- INSTRUCTIONS TO FOLLOW
Extract each line containing the string "text".

- DATA SHOWN
↓

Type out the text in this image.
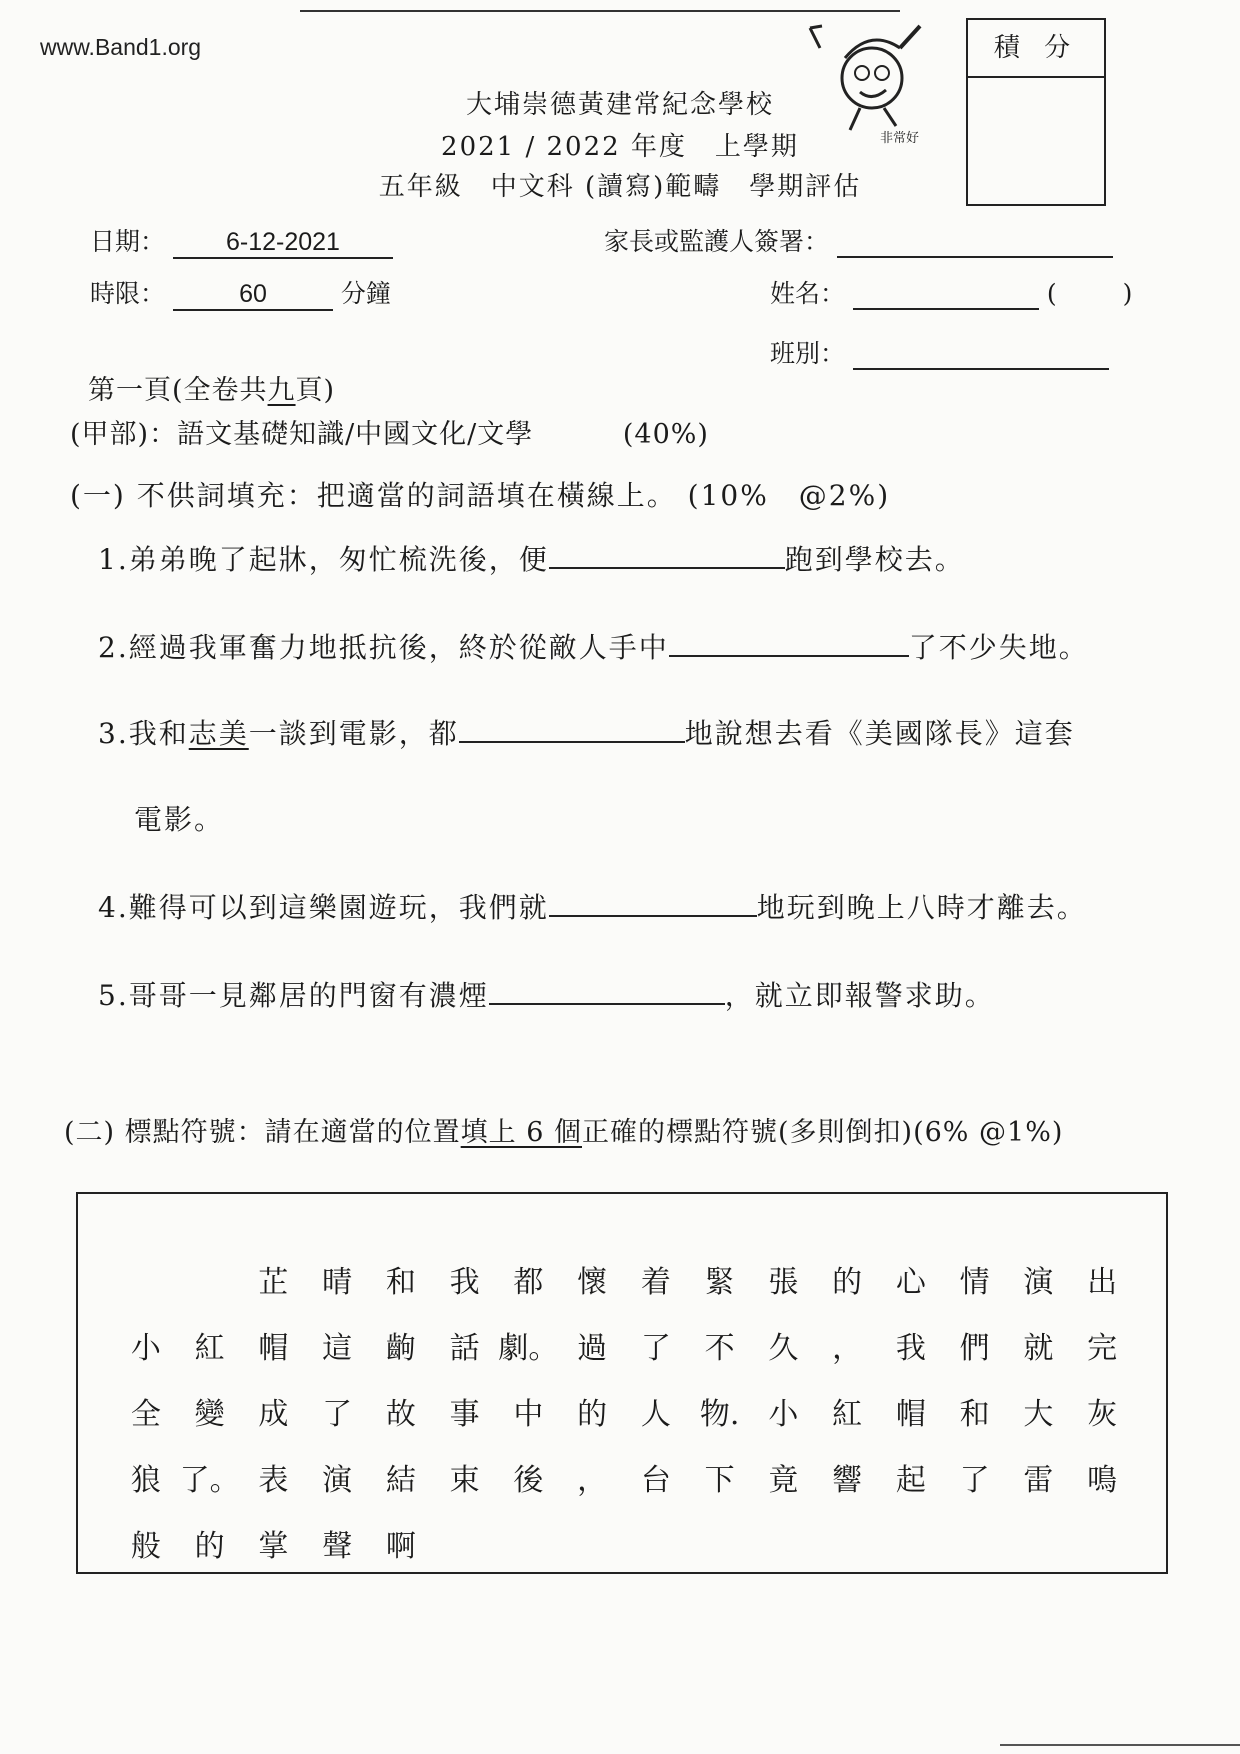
www.Band1.org
大埔崇德黃建常紀念學校
2021 / 2022 年度　上學期
五年級　中文科 (讀寫)範疇　學期評估
非常好
積 分
日期： 6-12-2021
時限：	60	分鐘
家長或監護人簽署：
姓名：	(	)
班別：
第一頁(全卷共九頁)
(甲部)：語文基礎知識/中國文化/文學	(40%)
(一) 不供詞填充：把適當的詞語填在橫線上。 (10%　@2%)
1.弟弟晚了起牀，匆忙梳洗後，便	跑到學校去。
2.經過我軍奮力地抵抗後，終於從敵人手中	了不少失地。
3.我和志美一談到電影，都	地說想去看《美國隊長》這套
電影。
4.難得可以到這樂園遊玩，我們就	地玩到晚上八時才離去。
5.哥哥一見鄰居的門窗有濃煙	，就立即報警求助。
(二) 標點符號：請在適當的位置填上 6 個正確的標點符號(多則倒扣)(6% @1%)
芷	晴	和	我	都	懷	着	緊	張	的	心	情	演	出
小	紅	帽	這	齣	話 劇。 過	了	不	久	，	我	們	就	完
全	變	成	了	故	事	中	的	人 物. 小	紅	帽	和	大	灰
狼 了。 表	演	結	束	後	，	台	下	竟	響	起	了	雷	鳴
般	的	掌	聲	啊
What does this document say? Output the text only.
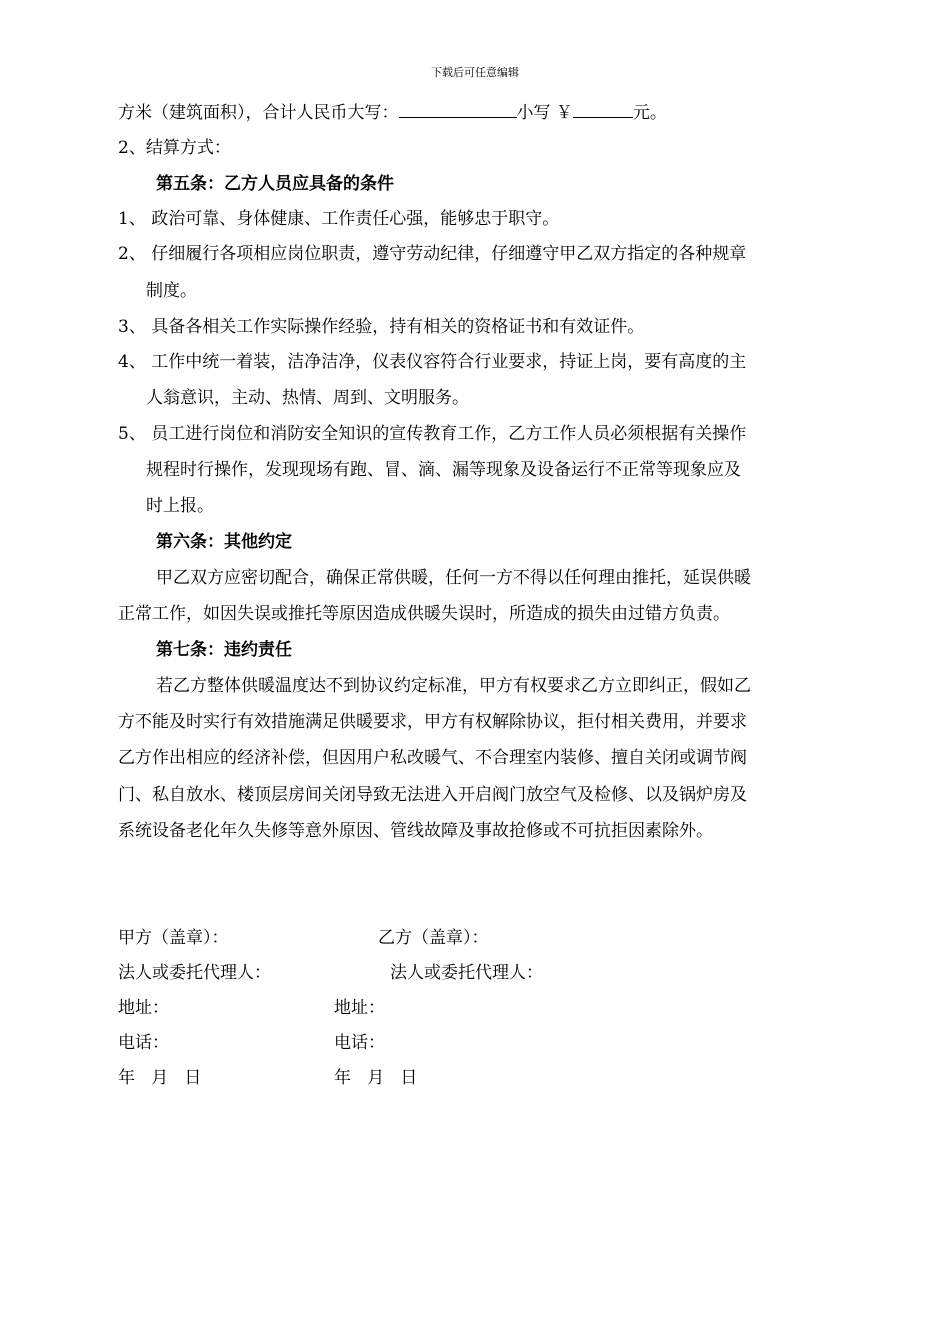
下载后可任意编辑
方米（建筑面积），合计人民币大写：	小写 ￥	元。
2、结算方式：
第五条：乙方人员应具备的条件
1、 政治可靠、身体健康、工作责任心强，能够忠于职守。
2、 仔细履行各项相应岗位职责，遵守劳动纪律，仔细遵守甲乙双方指定的各种规章
制度。
3、 具备各相关工作实际操作经验，持有相关的资格证书和有效证件。
4、 工作中统一着装，洁净洁净，仪表仪容符合行业要求，持证上岗，要有高度的主
人翁意识，主动、热情、周到、文明服务。
5、 员工进行岗位和消防安全知识的宣传教育工作，乙方工作人员必须根据有关操作
规程时行操作，发现现场有跑、冒、滴、漏等现象及设备运行不正常等现象应及
时上报。
第六条：其他约定
甲乙双方应密切配合，确保正常供暖，任何一方不得以任何理由推托，延误供暖
正常工作，如因失误或推托等原因造成供暖失误时，所造成的损失由过错方负责。
第七条：违约责任
若乙方整体供暖温度达不到协议约定标准，甲方有权要求乙方立即纠正，假如乙
方不能及时实行有效措施满足供暖要求，甲方有权解除协议，拒付相关费用，并要求
乙方作出相应的经济补偿，但因用户私改暖气、不合理室内装修、擅自关闭或调节阀
门、私自放水、楼顶层房间关闭导致无法进入开启阀门放空气及检修、以及锅炉房及
系统设备老化年久失修等意外原因、管线故障及事故抢修或不可抗拒因素除外。
甲方（盖章）：	乙方（盖章）：
法人或委托代理人：	法人或委托代理人：
地址：	地址：
电话：	电话：
年   月   日	年   月   日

↑

- REPLY
Type out the text in this image.
What does this document say? Output the text only.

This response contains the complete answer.